> PROBLEM REQUIREMENTS
Which lines below hold the word "color"? Report each one.

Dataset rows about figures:
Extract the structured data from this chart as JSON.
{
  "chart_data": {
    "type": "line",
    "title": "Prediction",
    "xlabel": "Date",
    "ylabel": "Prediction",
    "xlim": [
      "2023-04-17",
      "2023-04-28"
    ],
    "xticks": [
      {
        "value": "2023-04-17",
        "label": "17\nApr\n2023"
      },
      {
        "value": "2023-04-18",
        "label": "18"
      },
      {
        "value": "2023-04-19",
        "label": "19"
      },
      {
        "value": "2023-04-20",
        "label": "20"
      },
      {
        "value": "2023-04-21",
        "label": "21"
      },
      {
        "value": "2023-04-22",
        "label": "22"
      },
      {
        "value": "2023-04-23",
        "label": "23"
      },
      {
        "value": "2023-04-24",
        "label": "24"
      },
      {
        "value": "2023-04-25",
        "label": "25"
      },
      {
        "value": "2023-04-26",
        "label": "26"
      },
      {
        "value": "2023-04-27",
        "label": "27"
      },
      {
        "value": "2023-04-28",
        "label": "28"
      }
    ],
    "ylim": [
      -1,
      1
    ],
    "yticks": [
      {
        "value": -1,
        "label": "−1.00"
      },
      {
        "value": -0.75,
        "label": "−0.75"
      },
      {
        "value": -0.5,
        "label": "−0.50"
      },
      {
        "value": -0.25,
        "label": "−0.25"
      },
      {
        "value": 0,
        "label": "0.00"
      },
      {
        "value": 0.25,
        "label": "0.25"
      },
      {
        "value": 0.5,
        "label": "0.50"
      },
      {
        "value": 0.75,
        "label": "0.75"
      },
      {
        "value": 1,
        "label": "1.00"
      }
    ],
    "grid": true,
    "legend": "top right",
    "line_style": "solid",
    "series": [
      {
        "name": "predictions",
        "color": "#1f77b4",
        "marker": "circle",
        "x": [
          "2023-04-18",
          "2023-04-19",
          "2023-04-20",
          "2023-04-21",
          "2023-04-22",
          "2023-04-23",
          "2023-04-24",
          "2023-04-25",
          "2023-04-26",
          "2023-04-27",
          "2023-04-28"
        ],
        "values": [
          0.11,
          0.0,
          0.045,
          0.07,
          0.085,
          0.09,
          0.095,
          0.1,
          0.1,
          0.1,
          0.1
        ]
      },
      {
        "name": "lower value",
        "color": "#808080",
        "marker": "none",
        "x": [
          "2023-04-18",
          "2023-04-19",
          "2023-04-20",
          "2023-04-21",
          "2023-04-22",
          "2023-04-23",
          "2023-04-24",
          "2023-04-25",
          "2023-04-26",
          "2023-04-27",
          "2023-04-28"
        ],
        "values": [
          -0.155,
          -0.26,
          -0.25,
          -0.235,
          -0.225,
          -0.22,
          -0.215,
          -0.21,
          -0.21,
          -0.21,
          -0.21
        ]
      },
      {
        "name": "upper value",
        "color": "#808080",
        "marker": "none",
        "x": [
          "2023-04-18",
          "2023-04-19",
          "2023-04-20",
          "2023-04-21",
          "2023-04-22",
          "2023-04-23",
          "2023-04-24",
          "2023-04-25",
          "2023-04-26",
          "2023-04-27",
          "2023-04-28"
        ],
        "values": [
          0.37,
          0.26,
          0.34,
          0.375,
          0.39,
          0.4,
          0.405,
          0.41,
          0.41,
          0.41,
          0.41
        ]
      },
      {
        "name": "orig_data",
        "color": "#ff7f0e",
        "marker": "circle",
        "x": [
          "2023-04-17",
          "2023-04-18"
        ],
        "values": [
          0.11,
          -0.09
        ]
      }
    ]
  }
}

> WRITTEN RESPONSE
        "color": "#1f77b4",
        "color": "#808080",
        "color": "#808080",
        "color": "#ff7f0e",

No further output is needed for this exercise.